[Do this]
Extract each line of the material that contains the string "arrow".

[Data provided]
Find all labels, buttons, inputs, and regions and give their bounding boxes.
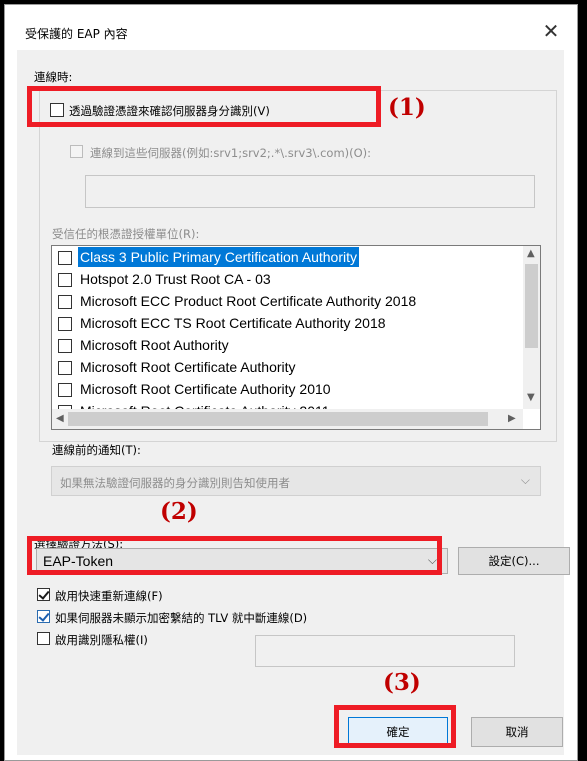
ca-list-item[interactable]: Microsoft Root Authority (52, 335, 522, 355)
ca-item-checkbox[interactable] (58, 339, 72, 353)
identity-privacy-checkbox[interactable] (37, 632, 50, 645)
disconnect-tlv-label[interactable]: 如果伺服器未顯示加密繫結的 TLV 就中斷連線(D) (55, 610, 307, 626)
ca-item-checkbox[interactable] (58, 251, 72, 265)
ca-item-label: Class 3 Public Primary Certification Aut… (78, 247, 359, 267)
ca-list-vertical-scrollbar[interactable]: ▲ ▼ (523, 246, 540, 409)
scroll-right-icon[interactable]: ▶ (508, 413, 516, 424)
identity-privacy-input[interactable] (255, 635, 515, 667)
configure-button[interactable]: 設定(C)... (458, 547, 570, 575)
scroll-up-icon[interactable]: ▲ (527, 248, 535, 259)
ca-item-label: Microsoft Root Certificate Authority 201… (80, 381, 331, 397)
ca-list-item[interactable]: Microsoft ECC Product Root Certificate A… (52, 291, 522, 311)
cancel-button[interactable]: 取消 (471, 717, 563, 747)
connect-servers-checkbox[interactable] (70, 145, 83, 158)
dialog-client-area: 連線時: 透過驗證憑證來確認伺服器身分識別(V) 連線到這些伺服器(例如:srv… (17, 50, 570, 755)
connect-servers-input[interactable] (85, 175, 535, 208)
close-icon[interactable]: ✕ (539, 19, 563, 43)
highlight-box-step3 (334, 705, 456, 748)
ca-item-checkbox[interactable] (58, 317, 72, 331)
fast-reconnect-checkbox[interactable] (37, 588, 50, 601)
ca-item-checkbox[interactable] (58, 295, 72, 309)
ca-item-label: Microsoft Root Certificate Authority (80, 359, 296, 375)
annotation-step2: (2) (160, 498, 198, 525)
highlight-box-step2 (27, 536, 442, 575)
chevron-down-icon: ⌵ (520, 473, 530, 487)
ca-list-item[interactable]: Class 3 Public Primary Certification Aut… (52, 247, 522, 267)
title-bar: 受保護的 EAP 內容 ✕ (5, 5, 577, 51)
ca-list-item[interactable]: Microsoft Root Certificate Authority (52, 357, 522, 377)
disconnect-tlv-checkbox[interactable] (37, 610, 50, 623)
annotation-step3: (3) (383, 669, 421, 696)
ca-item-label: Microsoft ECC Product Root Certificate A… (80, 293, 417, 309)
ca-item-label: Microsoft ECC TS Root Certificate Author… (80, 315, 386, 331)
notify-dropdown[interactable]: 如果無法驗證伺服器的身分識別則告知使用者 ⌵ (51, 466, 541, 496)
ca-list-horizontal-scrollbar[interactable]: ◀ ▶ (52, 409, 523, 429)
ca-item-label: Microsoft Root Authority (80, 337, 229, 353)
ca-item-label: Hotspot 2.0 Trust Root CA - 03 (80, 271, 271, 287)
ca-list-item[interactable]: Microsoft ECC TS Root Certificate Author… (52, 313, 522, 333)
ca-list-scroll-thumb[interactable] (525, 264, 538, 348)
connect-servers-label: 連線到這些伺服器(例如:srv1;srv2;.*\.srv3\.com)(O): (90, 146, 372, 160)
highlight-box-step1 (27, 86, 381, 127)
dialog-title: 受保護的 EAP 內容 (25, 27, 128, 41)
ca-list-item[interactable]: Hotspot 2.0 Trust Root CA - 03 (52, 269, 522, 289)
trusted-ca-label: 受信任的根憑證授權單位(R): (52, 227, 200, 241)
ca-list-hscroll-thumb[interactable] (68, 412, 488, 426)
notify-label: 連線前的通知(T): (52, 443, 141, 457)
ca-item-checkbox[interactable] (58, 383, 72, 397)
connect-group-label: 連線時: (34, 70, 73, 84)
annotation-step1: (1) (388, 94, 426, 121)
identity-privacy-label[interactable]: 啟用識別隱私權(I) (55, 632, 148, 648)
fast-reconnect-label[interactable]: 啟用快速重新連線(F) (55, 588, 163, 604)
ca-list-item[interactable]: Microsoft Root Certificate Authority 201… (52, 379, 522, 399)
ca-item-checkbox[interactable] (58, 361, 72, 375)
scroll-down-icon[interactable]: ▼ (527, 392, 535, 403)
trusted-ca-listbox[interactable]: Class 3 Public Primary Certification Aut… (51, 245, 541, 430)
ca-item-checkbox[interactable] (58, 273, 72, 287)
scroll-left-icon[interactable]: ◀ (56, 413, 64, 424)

* * *

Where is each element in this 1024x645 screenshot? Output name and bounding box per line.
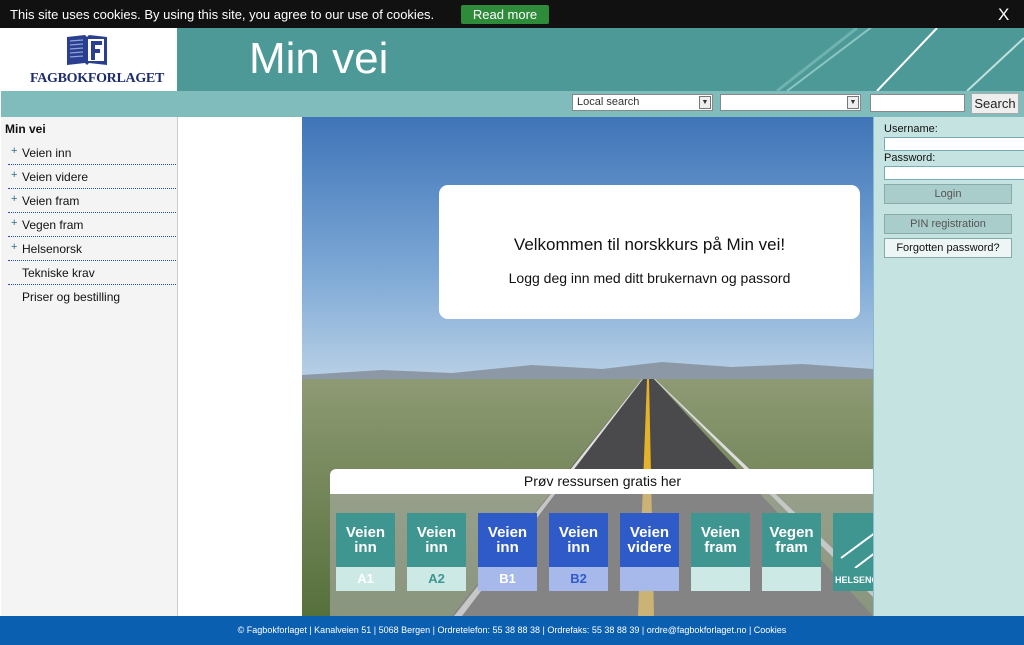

...

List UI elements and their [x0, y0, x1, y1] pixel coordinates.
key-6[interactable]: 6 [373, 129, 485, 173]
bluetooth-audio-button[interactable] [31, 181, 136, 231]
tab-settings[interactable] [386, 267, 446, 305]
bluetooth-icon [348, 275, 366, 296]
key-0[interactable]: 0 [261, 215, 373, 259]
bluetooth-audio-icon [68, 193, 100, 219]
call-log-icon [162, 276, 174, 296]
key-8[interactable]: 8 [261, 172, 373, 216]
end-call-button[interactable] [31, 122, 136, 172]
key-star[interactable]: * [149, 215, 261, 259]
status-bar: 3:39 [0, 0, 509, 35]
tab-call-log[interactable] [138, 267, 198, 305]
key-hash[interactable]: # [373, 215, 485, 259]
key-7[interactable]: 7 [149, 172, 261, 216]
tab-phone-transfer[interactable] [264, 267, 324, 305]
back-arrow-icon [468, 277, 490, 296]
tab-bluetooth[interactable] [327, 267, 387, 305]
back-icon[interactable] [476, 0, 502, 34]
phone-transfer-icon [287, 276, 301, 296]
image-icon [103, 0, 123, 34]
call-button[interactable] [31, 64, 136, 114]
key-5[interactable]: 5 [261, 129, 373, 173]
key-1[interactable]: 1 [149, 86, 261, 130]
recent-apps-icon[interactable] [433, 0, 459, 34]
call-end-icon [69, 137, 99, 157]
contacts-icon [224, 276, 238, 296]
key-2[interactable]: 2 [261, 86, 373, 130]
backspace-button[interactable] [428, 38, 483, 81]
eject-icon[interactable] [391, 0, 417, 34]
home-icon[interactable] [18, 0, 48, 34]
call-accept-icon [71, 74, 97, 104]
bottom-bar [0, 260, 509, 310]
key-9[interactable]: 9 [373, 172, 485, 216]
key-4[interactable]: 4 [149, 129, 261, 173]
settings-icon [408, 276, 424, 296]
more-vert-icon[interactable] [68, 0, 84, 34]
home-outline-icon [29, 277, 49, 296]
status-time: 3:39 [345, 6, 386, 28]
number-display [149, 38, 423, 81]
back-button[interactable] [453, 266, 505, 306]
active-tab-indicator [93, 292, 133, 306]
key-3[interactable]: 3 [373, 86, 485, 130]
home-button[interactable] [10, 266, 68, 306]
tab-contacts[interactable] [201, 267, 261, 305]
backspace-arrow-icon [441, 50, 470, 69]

[Task response]
back-arrow-icon [468, 277, 490, 296]
backspace-arrow-icon [441, 50, 470, 69]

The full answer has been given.